→ Texte
Je passe mes journées sur des chantiers parisiens, et ce que je vois sur le terrain ne correspond pas toujours aux titres alarmistes qu’on peut lire. Le marché de l’immobilier à Paris a effectivement changé de nature début 2026 : entre le taux d’usure qui bloque les primo-accédants et des biens qui restent trois mois en vitrine dans certains secteurs, nous assistons à un rééquilibrage plutôt qu’à un effondrement. Je vous partage aujourd’hui les vrais chiffres que je constate au quotidien – prix au m², délais de vente réels, écarts entre neuf et ancien – pour vous donner des leviers d’action concrets si vous devez acheter, vendre ou investir cette année.

Le diagnostic de terrain : où en est vraiment le marché début 2026 ?

Les prix au m² par arrondissement : la réalité des notaires vs les annonces

Selon les dernières données de la Chambre des Notaires que j’étudie chaque trimestre, le prix moyen Paris intra-muros s’établit autour de 10 500€/m². Cette moyenne masque pourtant des écarts énormes :

  • 19e arrondissement : des biens encore disponibles à 8 500€/m²
  • 6e arrondissement : certains secteurs dépassent les 14 000€/m²
  • Marge de négociation : 15 à 20% d’écart entre prix d’annonce et prix de cession réel

Le délai de commercialisation révèle aussi deux vitesses : 60 jours dans les arrondissements dynamiques comme le 11e ou 12e, contre plus de 90 jours dans le 7e ou 16e où les acquéreurs se font plus rares.

Le rôle des agences immobilières dans cette nouvelle donne

Les agences immobilières parisiennes adaptent leurs stratégies face à ce ralentissement. Les grandes enseignes privilégient désormais les mandats exclusifs et allongent leurs accompagnements, tandis que les agences de quartier misent sur leur connaissance micro-locale pour ajuster les prix dès la mise sur le marché.

Ancien contre neuf : les deux vitesses qui compliquent le choix

L’écart de prix de 30% qui change la donne pour votre budget

L’écart est devenu abyssal : neuf à 13 500€/m² en moyenne contre 10 500€/m² dans l’ancien, soit +28 à 30% de différence. Les livraisons programmées S1/S2 2026 vont temporairement augmenter l’offre de neuf, créant une fenêtre d’opportunité.

Appartement parisien en cours de rénovation avec échafaudage et outils
Dans l’ancien parisien, prévoir 1 500 à 2 500€/m² de travaux pour remettre aux normes énergétiques et esthétiques actuelles.

Les DPE et la réglementation écologique : l’ancien sous pression

Les passoires thermiques (lettres F et G) subissent désormais une décote importante à Paris. Dans certains cas où il faut estimer un bien immobilier de luxe avec précision, ces contraintes énergétiques peuvent peser lourd sur la valorisation finale.

→ Consigne
Réécrivez le passage du texte sur l'immobilier parisien qui commence par "Ancien contre neuf" et se termine par "une fenêtre d’opportunité.". Remplacez-y "abyssal" par "considérable".

→ Données fournies
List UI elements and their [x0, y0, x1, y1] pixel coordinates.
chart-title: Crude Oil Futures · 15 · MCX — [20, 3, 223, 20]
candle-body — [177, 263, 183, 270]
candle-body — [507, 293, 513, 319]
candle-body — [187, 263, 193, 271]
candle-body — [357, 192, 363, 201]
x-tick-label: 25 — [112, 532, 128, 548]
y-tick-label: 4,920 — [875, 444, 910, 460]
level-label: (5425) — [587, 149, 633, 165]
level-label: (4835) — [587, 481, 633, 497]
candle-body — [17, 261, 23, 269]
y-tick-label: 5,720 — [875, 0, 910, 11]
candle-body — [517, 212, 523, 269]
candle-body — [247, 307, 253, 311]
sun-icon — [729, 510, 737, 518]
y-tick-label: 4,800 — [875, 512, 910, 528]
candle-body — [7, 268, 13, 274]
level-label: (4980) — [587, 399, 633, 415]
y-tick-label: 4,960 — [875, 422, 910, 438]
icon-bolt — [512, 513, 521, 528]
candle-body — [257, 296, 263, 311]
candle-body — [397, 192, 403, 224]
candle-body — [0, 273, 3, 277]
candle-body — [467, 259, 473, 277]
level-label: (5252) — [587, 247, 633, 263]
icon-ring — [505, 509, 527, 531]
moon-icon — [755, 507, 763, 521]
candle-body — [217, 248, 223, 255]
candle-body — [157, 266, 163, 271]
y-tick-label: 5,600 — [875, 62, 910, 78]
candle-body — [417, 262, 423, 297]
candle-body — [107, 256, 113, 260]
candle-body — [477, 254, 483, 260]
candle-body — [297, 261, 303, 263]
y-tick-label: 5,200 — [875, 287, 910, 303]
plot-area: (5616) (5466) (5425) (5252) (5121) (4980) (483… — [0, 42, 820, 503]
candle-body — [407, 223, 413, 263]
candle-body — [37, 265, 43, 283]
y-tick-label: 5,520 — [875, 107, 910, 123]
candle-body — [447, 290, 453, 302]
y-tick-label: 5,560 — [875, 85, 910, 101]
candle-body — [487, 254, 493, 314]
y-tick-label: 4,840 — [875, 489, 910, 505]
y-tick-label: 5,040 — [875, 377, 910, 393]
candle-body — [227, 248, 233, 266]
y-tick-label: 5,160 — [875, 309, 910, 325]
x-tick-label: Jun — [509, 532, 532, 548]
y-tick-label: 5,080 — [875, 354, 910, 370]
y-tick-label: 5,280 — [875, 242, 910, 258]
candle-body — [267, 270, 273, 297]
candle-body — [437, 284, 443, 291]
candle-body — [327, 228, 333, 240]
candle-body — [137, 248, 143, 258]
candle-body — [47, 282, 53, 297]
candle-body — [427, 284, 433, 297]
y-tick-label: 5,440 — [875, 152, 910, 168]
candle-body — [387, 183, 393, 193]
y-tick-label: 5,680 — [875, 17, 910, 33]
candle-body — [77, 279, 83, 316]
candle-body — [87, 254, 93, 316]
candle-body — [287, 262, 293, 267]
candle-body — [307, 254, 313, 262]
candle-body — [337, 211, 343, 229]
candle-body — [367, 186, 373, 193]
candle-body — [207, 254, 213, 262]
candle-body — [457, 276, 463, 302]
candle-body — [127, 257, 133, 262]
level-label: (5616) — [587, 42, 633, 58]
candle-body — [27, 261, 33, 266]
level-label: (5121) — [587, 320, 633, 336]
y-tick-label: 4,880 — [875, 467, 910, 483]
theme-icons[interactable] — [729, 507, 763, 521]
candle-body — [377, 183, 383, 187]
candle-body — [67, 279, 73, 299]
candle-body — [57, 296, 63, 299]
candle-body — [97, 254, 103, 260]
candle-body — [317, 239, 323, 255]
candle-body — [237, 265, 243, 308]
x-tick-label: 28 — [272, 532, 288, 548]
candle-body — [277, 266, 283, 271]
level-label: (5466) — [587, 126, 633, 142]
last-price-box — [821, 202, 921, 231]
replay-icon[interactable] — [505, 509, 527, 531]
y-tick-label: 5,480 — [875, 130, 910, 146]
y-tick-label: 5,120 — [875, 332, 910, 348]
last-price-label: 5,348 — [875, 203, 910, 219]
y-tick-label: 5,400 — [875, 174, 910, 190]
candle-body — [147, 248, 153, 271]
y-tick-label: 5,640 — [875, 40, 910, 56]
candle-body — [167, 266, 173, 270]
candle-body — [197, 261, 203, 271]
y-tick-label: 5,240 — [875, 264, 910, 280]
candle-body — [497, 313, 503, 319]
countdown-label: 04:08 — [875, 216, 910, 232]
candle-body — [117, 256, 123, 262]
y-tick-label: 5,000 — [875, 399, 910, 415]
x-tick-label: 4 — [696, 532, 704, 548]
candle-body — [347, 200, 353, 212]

→ Zone de réponse
Ancien contre neuf : les deux vitesses qui compliquent le choix

L’écart de prix de 30% qui change la donne pour votre budget

L’écart est devenu considérable : neuf à 13 500€/m² en moyenne contre 10 500€/m² dans l’ancien, soit +28 à 30% de différence. Les livraisons programmées S1/S2 2026 vont temporairement augmenter l’offre de neuf, créant une fenêtre d’opportunité.